■ **Materials provided**
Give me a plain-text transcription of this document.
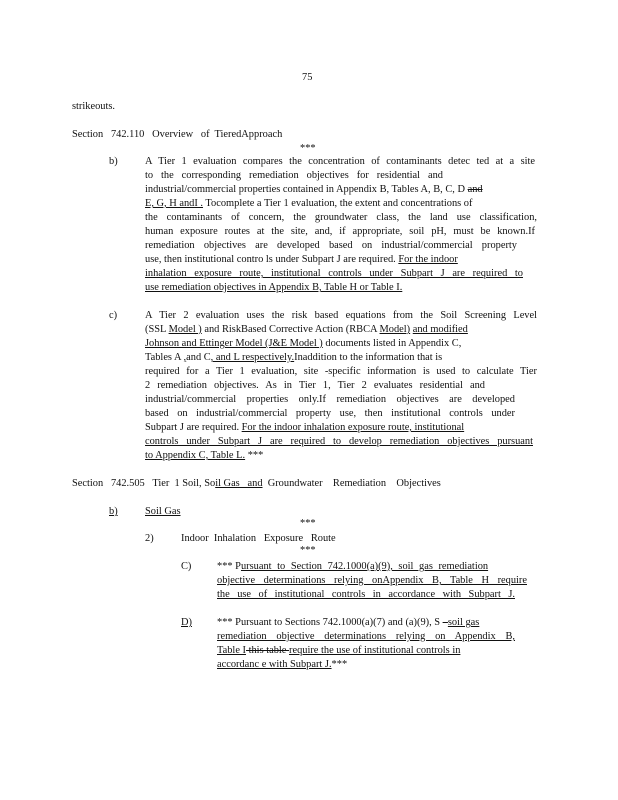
75
strikeouts.
Section   742.110   Overview   of  TieredApproach
***
b)	A Tier 1 evaluation compares the concentration of contaminants detec ted at a site
to the corresponding remediation objectives for residential and
industrial/commercial properties contained in Appendix B, Tables A, B, C, D and
E, G, H andI . Tocomplete a Tier 1 evaluation, the extent and concentrations of
the contaminants of concern, the groundwater class, the land use classification,
human exposure routes at the site, and, if appropriate, soil pH, must be known.If
remediation objectives are developed based on industrial/commercial property
use, then institutional contro ls under Subpart J are required. For the indoor
inhalation exposure route, institutional controls under Subpart J are required to
use remediation objectives in Appendix B, Table H or Table I.
c)	A Tier 2 evaluation uses the risk based equations from the Soil Screening Level
(SSL Model ) and RiskBased Corrective Action (RBCA Model) and modified
Johnson and Ettinger Model (J&E Model ) documents listed in Appendix C,
Tables A ,and C, and L respectively.Inaddition to the information that is
required for a Tier 1 evaluation, site -specific information is used to calculate Tier
2 remediation objectives. As in Tier 1, Tier 2 evaluates residential and
industrial/commercial properties only.If remediation objectives are developed
based on industrial/commercial property use, then institutional controls under
Subpart J are required. For the indoor inhalation exposure route, institutional
controls under Subpart J are required to develop remediation objectives pursuant
to Appendix C, Table L. ***
Section   742.505   Tier  1 Soil, Soil Gas   and  Groundwater    Remediation    Objectives
b)	Soil Gas
***
2)	Indoor  Inhalation   Exposure   Route
***
C) *** Pursuant to Section 742.1000(a)(9), soil gas remediation
objective determinations relying onAppendix B, Table H require
the use of institutional controls in accordance with Subpart J.
D) *** Pursuant to Sections 742.1000(a)(7) and (a)(9), S –soil gas
remediation objective determinations relying on Appendix B,
Table I this table require the use of institutional controls in
accordanc e with Subpart J.***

■ **What to work on**
Retype every record above exactly as written, but leave out the pictures.

■ **Full solution**
Give me a plain-text transcription of this document.
75
strikeouts.
Section   742.110   Overview   of  TieredApproach
***
b)	A Tier 1 evaluation compares the concentration of contaminants detec ted at a site
to the corresponding remediation objectives for residential and
industrial/commercial properties contained in Appendix B, Tables A, B, C, D and
E, G, H andI . Tocomplete a Tier 1 evaluation, the extent and concentrations of
the contaminants of concern, the groundwater class, the land use classification,
human exposure routes at the site, and, if appropriate, soil pH, must be known.If
remediation objectives are developed based on industrial/commercial property
use, then institutional contro ls under Subpart J are required. For the indoor
inhalation exposure route, institutional controls under Subpart J are required to
use remediation objectives in Appendix B, Table H or Table I.
c)	A Tier 2 evaluation uses the risk based equations from the Soil Screening Level
(SSL Model ) and RiskBased Corrective Action (RBCA Model) and modified
Johnson and Ettinger Model (J&E Model ) documents listed in Appendix C,
Tables A ,and C, and L respectively.Inaddition to the information that is
required for a Tier 1 evaluation, site -specific information is used to calculate Tier
2 remediation objectives. As in Tier 1, Tier 2 evaluates residential and
industrial/commercial properties only.If remediation objectives are developed
based on industrial/commercial property use, then institutional controls under
Subpart J are required. For the indoor inhalation exposure route, institutional
controls under Subpart J are required to develop remediation objectives pursuant
to Appendix C, Table L. ***
Section   742.505   Tier  1 Soil, Soil Gas   and  Groundwater    Remediation    Objectives
b)	Soil Gas
***
2)	Indoor  Inhalation   Exposure   Route
***
C) *** Pursuant to Section 742.1000(a)(9), soil gas remediation
objective determinations relying onAppendix B, Table H require
the use of institutional controls in accordance with Subpart J.
D) *** Pursuant to Sections 742.1000(a)(7) and (a)(9), S –soil gas
remediation objective determinations relying on Appendix B,
Table I this table require the use of institutional controls in
accordanc e with Subpart J.***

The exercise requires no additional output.